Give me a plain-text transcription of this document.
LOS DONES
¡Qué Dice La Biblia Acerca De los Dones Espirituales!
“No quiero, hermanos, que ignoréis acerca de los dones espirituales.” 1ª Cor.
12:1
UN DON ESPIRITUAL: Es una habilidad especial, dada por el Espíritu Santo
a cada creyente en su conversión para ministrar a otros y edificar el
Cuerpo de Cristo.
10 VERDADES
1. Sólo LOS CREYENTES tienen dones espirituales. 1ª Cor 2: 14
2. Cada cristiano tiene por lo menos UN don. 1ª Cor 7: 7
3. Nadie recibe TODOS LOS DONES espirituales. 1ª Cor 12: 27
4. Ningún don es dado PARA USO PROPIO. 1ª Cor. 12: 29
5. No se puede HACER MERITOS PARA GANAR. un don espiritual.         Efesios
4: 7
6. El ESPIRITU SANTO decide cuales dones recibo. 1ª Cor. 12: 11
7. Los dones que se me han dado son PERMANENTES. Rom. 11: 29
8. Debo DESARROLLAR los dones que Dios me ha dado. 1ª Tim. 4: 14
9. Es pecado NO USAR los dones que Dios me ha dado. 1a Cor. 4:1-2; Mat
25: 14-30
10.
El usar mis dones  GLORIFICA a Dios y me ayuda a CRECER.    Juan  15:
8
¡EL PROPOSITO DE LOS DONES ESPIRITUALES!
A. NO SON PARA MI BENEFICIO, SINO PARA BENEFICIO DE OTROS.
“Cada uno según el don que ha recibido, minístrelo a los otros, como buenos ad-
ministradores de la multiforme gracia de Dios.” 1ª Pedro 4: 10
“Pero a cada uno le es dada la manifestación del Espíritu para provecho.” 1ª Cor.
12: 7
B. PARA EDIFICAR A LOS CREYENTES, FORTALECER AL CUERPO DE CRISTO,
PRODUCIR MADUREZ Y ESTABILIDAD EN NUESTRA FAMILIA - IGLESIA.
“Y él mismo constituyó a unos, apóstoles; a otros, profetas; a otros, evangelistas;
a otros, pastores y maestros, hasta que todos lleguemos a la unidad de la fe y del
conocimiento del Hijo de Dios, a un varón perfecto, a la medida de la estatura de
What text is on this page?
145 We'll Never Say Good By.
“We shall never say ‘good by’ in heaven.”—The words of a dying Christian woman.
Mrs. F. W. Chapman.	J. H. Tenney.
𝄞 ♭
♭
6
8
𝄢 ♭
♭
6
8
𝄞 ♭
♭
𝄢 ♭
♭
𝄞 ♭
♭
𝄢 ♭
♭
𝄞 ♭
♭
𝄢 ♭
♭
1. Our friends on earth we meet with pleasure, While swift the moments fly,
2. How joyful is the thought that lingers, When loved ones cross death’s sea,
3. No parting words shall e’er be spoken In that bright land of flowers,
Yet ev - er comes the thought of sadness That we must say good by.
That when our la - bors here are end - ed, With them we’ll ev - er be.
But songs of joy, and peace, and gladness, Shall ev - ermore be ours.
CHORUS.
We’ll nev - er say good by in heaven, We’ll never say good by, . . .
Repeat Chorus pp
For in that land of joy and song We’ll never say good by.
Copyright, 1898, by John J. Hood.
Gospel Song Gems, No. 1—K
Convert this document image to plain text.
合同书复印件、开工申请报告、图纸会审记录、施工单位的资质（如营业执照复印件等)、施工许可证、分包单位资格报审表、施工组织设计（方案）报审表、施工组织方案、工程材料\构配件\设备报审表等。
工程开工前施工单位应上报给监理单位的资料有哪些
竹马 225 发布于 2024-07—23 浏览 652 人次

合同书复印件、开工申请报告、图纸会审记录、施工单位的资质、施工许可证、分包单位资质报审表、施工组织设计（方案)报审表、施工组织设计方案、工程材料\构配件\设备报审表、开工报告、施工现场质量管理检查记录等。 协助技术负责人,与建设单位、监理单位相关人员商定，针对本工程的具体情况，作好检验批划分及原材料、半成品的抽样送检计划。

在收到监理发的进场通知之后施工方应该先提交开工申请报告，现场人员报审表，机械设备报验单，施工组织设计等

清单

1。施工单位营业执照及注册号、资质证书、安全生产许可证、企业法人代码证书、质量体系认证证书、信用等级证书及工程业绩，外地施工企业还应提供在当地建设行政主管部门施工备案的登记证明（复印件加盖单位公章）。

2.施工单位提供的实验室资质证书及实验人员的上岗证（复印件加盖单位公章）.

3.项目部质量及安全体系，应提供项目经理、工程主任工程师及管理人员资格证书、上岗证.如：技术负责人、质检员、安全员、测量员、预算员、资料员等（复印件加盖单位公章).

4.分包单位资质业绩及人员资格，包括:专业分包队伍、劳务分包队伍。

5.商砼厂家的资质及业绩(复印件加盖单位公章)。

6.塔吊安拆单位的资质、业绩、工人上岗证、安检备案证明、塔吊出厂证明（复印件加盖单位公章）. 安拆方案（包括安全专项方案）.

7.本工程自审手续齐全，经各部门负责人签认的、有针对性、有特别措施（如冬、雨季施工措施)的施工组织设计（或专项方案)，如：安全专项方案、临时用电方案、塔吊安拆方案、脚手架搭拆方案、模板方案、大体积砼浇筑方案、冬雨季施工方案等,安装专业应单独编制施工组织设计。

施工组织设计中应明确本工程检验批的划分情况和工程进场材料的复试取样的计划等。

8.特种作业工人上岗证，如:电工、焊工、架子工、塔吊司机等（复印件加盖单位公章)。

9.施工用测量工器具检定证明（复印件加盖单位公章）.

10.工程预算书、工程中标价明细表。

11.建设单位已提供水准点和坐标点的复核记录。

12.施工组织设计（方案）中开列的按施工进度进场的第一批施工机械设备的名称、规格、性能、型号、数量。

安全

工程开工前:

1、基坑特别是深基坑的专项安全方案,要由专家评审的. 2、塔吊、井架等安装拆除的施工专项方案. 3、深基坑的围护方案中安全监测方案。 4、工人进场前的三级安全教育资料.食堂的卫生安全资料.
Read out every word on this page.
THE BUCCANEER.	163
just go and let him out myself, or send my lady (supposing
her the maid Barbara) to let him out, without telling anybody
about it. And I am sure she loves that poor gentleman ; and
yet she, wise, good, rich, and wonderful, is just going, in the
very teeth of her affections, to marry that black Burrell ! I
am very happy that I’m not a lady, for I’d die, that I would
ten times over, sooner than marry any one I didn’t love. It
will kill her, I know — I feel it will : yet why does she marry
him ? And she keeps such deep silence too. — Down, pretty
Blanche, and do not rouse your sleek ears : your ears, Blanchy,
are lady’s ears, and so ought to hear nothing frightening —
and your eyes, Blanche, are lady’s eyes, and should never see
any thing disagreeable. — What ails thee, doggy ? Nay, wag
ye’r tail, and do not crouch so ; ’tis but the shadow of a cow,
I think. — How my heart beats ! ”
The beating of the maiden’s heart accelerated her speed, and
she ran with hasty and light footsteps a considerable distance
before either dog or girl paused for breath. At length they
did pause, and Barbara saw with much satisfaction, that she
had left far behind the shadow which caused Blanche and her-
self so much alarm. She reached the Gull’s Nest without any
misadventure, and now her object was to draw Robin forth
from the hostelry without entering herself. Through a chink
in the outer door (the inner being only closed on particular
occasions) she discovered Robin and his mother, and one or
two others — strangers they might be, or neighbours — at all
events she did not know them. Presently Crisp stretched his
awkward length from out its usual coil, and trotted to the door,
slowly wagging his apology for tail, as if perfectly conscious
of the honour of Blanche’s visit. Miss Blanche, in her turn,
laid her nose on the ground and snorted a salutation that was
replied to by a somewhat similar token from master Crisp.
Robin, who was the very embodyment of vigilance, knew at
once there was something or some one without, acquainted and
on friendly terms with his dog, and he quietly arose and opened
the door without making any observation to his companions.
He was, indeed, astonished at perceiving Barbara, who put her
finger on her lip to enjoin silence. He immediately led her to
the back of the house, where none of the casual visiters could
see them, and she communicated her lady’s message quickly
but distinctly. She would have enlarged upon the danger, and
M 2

^^^^

Going through the entries above, tally each line that has the word "marry". Answer with the number only.

3